>> Start Stored records

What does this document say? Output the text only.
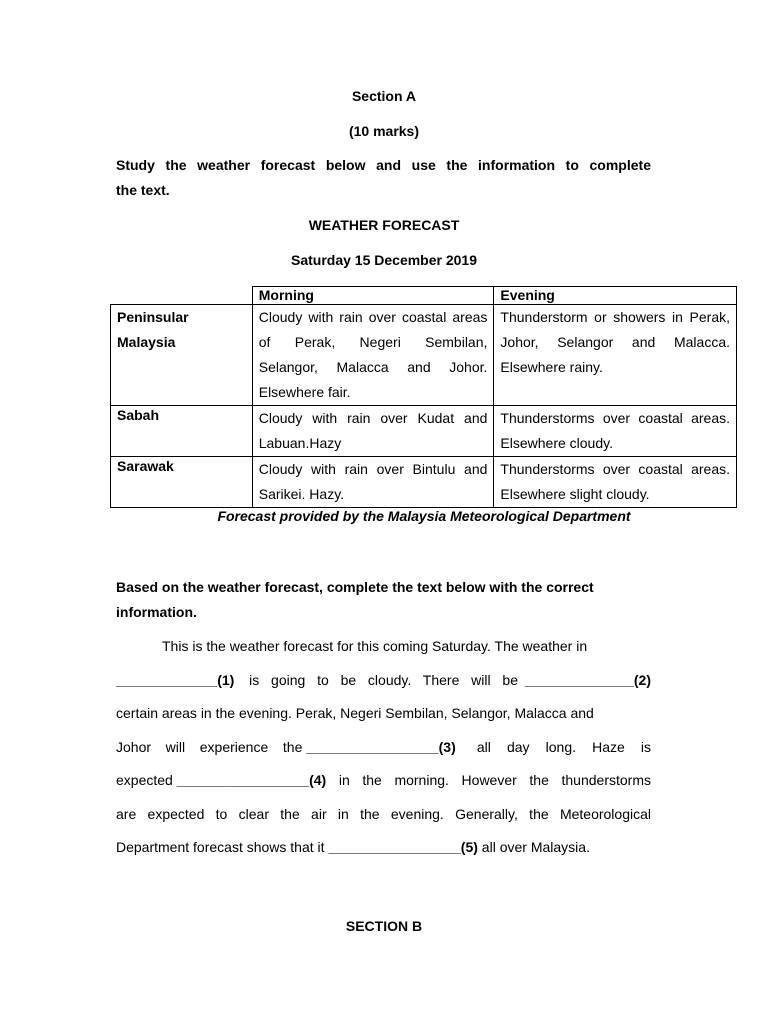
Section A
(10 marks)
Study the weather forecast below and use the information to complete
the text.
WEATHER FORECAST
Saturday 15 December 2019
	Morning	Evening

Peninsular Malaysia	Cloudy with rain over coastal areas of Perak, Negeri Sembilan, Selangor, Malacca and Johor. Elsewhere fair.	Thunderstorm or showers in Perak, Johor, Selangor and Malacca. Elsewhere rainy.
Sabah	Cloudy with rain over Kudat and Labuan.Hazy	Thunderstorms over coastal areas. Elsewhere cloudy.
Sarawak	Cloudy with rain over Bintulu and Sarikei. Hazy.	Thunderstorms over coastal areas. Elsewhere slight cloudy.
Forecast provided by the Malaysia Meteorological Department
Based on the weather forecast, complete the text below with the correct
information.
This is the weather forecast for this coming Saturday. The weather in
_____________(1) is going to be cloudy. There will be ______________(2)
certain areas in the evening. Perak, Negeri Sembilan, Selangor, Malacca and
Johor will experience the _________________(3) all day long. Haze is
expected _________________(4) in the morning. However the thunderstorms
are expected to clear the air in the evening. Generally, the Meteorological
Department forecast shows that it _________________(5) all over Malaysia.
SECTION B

>> End Stored records

Objective
A number is the only answer here: how many lines of the material above contain "expected"?

The result
2